▶ [Task description]
Reproduce the material in full, unchanged.

▶ [Given records]

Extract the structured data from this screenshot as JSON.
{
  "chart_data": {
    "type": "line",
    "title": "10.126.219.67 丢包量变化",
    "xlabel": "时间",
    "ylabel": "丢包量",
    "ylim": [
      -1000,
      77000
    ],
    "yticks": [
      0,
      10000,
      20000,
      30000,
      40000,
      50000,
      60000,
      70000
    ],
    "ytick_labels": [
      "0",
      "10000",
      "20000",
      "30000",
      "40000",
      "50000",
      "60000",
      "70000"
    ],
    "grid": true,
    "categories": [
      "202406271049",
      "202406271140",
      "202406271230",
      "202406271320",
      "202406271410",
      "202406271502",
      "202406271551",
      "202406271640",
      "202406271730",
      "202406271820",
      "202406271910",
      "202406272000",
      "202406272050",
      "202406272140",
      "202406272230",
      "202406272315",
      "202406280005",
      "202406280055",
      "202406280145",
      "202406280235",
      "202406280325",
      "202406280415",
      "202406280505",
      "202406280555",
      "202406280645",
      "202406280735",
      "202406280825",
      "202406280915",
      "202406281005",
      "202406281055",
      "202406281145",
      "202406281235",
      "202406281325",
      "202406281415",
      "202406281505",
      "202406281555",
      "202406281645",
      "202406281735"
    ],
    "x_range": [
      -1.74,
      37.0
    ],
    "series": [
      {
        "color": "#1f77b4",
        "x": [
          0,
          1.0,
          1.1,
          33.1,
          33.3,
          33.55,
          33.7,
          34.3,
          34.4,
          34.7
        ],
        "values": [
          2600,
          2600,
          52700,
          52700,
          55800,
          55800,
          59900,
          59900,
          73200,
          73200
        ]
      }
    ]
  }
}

▶ [Solution to this exercise]
Extract the structured data from this screenshot as JSON.
{
  "chart_data": {
    "type": "line",
    "title": "10.126.219.67 丢包量变化",
    "xlabel": "时间",
    "ylabel": "丢包量",
    "ylim": [
      -1000,
      77000
    ],
    "yticks": [
      0,
      10000,
      20000,
      30000,
      40000,
      50000,
      60000,
      70000
    ],
    "ytick_labels": [
      "0",
      "10000",
      "20000",
      "30000",
      "40000",
      "50000",
      "60000",
      "70000"
    ],
    "grid": true,
    "categories": [
      "202406271049",
      "202406271140",
      "202406271230",
      "202406271320",
      "202406271410",
      "202406271502",
      "202406271551",
      "202406271640",
      "202406271730",
      "202406271820",
      "202406271910",
      "202406272000",
      "202406272050",
      "202406272140",
      "202406272230",
      "202406272315",
      "202406280005",
      "202406280055",
      "202406280145",
      "202406280235",
      "202406280325",
      "202406280415",
      "202406280505",
      "202406280555",
      "202406280645",
      "202406280735",
      "202406280825",
      "202406280915",
      "202406281005",
      "202406281055",
      "202406281145",
      "202406281235",
      "202406281325",
      "202406281415",
      "202406281505",
      "202406281555",
      "202406281645",
      "202406281735"
    ],
    "x_range": [
      -1.74,
      37.0
    ],
    "series": [
      {
        "color": "#1f77b4",
        "x": [
          0,
          1.0,
          1.1,
          33.1,
          33.3,
          33.55,
          33.7,
          34.3,
          34.4,
          34.7
        ],
        "values": [
          2600,
          2600,
          52700,
          52700,
          55800,
          55800,
          59900,
          59900,
          73200,
          73200
        ]
      }
    ]
  }
}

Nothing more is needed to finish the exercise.